- _阅读材料_
重帷垂幄之外,还要加上屏风、帘栊、珠箔,层层隔光、挡风,以致“云母屏风烛影深,长河渐落晓星沉。”

也开窗,但窗棂往往甚密,镂刻连锁图案的“琐窗”,起着更深的遮蔽作用。故六朝时鲍照《玩月城西门廨中》诗就说“蛾眉蔽珠栊,玉钩隔琐窗”了。

琐窗的功能,主要是蔽日;只在夜晚,才让诗人悄悄地透过窗棂去看月。李清照《鹧鸪天·寒日萧萧上琐窗》和鲍照的廨中玩月,皆是生活实景。

所以一谈起窗子,诗人第一个兴起的意象即是“琐窗幽”和“琐窗深”。后世“翠烛啼花,琐窗邀梦,情怀五夜争遣”“清宵为我垂红泪,又伴我,琐窗幽独”“甚闲,琐窗幽对”等语,几乎摇笔即来,伴随着清夜、无聊、独坐、沈思、寂寞、念远、伤怀等等情绪,沁人心脾。是窗內世界,而非窗外风景。

早年学词,不懂这一层。读到张炎《词源》中记载他父亲填词,起笔说“琐窗深”,觉得音不协,改成“琐窗幽”,仍觉得不协调,只好改成了“琐窗明”。觉得很怪,作词不是窗明就说窗明、窗暗就说窗暗吗,何至于如此左右为难?后来才知琐窗基本上都是幽深的,张炎他爸若非考虑到音声不协,绝不会改成琐窗明。琐窗明,那可就反了。犹如幽思静绪,忽有一束强光打来,窗明几净,一霎时,梦也散了,诗也走了。

此中奥妙,日本人首先就不能理会。

日本学唐,工夫细腻,自负幽玄耽寂,且胜于唐。其实光是门窗一项就全失要领。

门主要是拉门,门框形式以方、横长、直长之木条为之,窗,亦然。琐窗极少,圆、六角、八角、扇形、海棠纹及其他各种不规则形状亦极少。例如饮茶之所的窗可做茶杯茶壶等跟茶有关的形状;水边之窗可做成鸭子等形状;山旁的漏窗可做成鹿等形状,借景出奇之法,俱皆寡淡。是以单调为静摄矣。

这样,墙面就少了装饰,墙又只是避而不透,苏州沧浪亭中一百零八漏窗分别以海棠花、荷花、石榴、桃花等等作为图案之类便难得一见。封闭的园林府邸空间,也打不开,竟以幽闭为幽玄矣。

这里说的漏窗,俗称花窗、漏花窗,是琐窗的一类。现代谈中国建筑或园林的,都说其作用在于采光和通风,其实不,只是透漏风光,让人可以略观园中之景,虚测人物之情。虚实相间、步移景异,景中有画,意中有景。

- _所给资料_
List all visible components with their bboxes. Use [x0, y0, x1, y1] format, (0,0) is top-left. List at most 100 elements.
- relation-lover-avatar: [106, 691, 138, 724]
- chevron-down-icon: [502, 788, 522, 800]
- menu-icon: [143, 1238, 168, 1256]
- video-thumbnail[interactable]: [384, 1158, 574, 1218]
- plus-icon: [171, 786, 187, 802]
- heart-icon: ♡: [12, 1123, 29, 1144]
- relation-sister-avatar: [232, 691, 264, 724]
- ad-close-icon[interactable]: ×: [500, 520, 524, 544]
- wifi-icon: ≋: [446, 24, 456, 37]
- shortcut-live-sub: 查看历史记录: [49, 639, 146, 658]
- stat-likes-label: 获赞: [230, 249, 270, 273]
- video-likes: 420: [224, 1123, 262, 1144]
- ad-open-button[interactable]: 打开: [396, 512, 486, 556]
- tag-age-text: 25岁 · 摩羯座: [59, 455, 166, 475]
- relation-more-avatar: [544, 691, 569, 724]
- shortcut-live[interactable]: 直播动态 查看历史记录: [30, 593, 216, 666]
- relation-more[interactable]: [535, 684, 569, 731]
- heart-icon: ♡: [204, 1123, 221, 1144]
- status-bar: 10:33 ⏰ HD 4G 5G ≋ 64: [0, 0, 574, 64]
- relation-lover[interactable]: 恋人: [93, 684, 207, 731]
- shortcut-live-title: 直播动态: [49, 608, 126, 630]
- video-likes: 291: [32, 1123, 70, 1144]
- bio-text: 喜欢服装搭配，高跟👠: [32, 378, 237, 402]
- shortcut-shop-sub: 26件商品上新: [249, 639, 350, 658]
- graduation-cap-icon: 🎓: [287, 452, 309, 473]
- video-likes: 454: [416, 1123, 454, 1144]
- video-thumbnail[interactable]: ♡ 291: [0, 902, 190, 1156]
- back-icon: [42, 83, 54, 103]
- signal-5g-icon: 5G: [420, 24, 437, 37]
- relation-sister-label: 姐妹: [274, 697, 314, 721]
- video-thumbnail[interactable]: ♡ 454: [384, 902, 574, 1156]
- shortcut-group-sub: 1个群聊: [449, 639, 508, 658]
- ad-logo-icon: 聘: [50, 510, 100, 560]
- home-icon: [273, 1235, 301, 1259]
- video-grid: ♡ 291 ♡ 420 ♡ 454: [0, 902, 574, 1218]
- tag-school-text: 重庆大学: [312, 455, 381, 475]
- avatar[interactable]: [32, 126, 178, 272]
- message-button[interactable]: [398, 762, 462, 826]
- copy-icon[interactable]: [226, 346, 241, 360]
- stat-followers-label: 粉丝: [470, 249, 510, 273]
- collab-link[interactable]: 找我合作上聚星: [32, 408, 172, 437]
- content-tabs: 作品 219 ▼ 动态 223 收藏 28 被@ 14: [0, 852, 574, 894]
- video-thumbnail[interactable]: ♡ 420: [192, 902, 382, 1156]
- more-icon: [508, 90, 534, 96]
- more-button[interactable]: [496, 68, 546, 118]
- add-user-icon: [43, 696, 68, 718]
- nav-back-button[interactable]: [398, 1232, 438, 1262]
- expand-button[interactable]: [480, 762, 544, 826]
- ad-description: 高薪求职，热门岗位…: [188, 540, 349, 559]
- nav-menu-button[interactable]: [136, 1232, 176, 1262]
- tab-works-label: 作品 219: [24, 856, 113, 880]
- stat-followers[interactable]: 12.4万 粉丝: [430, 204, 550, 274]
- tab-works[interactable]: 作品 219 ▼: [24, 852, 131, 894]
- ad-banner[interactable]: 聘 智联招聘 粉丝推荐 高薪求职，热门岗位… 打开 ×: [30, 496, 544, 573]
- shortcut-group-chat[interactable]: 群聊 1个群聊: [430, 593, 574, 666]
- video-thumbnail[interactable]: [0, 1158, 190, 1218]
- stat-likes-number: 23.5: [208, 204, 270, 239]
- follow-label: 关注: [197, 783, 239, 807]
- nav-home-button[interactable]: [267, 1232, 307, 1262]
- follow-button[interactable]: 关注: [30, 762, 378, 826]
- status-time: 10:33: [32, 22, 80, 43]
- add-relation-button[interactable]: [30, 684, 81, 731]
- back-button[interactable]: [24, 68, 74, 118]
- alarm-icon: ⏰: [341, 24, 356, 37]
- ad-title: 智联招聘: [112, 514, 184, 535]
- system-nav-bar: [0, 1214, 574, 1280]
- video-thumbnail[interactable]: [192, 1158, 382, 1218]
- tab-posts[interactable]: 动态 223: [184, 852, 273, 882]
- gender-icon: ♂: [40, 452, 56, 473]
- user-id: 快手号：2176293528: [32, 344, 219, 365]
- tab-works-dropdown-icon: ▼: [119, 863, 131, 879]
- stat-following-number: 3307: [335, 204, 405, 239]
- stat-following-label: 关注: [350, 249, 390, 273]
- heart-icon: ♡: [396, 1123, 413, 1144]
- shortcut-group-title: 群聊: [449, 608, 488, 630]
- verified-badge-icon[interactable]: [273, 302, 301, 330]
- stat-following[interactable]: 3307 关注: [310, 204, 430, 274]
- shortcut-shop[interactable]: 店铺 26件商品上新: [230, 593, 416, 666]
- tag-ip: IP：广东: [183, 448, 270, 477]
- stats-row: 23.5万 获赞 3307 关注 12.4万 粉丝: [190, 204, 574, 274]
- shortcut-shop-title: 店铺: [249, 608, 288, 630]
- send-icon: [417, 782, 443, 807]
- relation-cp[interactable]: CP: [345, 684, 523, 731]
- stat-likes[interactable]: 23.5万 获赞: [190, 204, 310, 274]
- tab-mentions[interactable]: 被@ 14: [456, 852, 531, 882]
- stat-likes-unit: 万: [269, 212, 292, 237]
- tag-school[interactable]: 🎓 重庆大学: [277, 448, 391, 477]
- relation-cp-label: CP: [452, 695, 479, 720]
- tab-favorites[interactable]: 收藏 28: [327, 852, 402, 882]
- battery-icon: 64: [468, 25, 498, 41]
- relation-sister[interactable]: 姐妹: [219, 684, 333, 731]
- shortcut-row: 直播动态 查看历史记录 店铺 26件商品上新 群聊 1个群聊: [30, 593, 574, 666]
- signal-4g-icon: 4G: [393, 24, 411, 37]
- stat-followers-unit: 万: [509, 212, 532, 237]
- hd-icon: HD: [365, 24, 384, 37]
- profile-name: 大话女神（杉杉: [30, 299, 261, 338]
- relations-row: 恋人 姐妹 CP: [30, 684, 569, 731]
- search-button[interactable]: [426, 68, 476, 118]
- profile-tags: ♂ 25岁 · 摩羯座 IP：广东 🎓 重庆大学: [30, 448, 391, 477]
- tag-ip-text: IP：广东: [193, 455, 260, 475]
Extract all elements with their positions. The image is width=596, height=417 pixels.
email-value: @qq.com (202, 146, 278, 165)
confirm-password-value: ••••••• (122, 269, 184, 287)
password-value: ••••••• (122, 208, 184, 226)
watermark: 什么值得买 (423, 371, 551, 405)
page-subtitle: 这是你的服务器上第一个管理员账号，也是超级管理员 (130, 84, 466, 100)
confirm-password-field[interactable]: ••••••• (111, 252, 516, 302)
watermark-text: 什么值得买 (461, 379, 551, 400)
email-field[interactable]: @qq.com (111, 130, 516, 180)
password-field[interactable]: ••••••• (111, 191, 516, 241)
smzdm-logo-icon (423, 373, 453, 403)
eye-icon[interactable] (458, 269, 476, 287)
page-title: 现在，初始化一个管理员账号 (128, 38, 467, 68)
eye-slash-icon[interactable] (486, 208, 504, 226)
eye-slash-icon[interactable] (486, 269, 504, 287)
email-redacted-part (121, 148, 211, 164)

- _题目要求_
请一字不差地抄录阅读材料中的一段：以含有“门主要是拉门,门框形式以方、”的语句开头，到“移景异,景中有画,意中有景。”为止。 上述条目与阅读材料并无关联。

- _参考解答_
门主要是拉门,门框形式以方、横长、直长之木条为之,窗,亦然。琐窗极少,圆、六角、八角、扇形、海棠纹及其他各种不规则形状亦极少。例如饮茶之所的窗可做茶杯茶壶等跟茶有关的形状;水边之窗可做成鸭子等形状;山旁的漏窗可做成鹿等形状,借景出奇之法,俱皆寡淡。是以单调为静摄矣。

这样,墙面就少了装饰,墙又只是避而不透,苏州沧浪亭中一百零八漏窗分别以海棠花、荷花、石榴、桃花等等作为图案之类便难得一见。封闭的园林府邸空间,也打不开,竟以幽闭为幽玄矣。

这里说的漏窗,俗称花窗、漏花窗,是琐窗的一类。现代谈中国建筑或园林的,都说其作用在于采光和通风,其实不,只是透漏风光,让人可以略观园中之景,虚测人物之情。虚实相间、步移景异,景中有画,意中有景。